begin
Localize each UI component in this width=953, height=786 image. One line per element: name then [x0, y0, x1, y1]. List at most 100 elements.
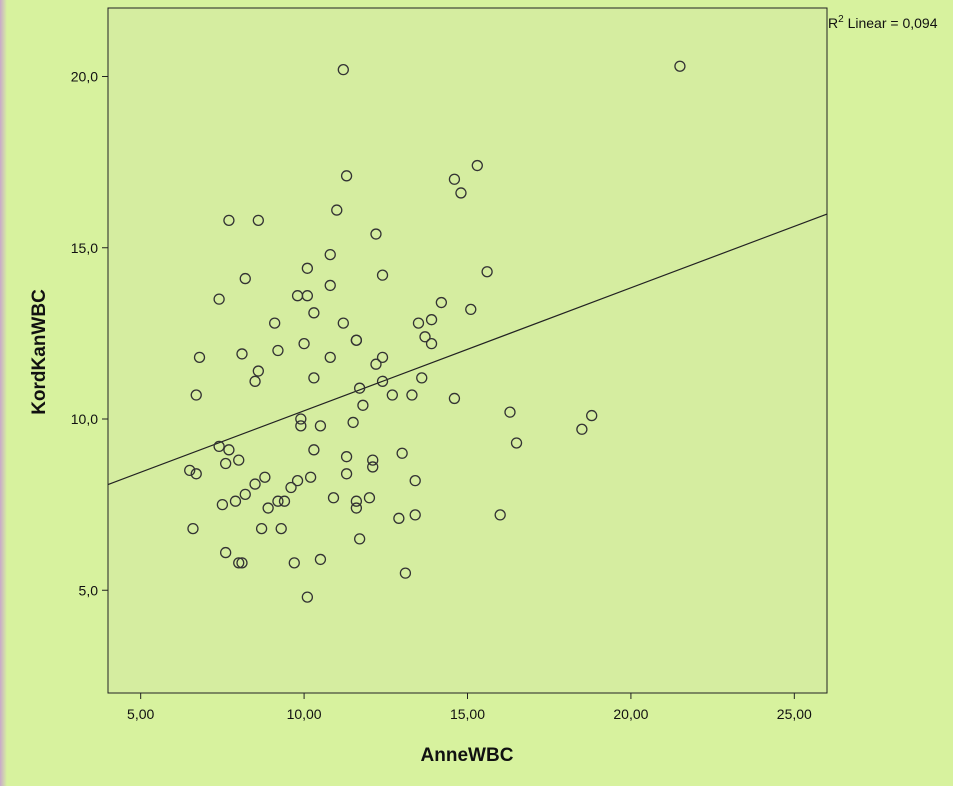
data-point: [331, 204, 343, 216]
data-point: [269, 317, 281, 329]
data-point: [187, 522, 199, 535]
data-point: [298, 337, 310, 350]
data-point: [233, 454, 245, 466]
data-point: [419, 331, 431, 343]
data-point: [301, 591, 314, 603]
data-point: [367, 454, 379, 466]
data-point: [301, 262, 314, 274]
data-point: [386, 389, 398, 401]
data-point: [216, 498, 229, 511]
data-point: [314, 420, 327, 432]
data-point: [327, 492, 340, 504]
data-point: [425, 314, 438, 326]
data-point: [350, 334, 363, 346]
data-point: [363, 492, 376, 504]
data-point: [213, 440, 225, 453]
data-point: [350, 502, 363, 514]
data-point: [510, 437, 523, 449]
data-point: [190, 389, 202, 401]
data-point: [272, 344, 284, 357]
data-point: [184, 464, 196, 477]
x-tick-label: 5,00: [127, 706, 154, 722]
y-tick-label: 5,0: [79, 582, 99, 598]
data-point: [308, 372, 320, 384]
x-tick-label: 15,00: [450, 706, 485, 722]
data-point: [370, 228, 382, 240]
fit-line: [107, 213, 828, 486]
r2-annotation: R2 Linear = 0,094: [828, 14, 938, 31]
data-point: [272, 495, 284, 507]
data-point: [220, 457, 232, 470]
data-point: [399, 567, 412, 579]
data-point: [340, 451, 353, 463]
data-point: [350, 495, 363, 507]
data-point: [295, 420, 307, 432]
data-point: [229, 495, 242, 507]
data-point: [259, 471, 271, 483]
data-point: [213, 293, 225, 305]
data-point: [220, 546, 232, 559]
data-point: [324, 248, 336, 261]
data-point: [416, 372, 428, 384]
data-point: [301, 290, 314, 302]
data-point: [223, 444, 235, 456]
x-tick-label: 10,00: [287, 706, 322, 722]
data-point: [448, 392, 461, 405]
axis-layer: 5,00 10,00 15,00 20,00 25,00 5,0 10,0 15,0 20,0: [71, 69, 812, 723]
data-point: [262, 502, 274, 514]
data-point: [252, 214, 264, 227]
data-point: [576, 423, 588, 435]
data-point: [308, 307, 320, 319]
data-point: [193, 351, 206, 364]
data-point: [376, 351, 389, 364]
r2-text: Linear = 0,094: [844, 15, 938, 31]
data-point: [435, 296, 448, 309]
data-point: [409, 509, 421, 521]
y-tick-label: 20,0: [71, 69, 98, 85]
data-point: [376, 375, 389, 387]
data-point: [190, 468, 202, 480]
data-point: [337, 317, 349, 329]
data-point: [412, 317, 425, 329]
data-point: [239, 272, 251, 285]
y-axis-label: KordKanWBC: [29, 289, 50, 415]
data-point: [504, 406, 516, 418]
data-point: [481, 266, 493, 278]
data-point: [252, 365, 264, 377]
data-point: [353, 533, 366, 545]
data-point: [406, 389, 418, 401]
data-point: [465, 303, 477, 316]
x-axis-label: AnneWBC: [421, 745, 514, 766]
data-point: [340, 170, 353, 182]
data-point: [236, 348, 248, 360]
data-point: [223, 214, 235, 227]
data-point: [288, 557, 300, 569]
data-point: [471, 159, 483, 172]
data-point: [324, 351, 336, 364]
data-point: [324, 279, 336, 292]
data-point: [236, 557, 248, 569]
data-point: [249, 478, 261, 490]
end
Count the lines of the material that contain the word "Linear", matching case exactly, and give only the number.

*Response to this exercise*: 2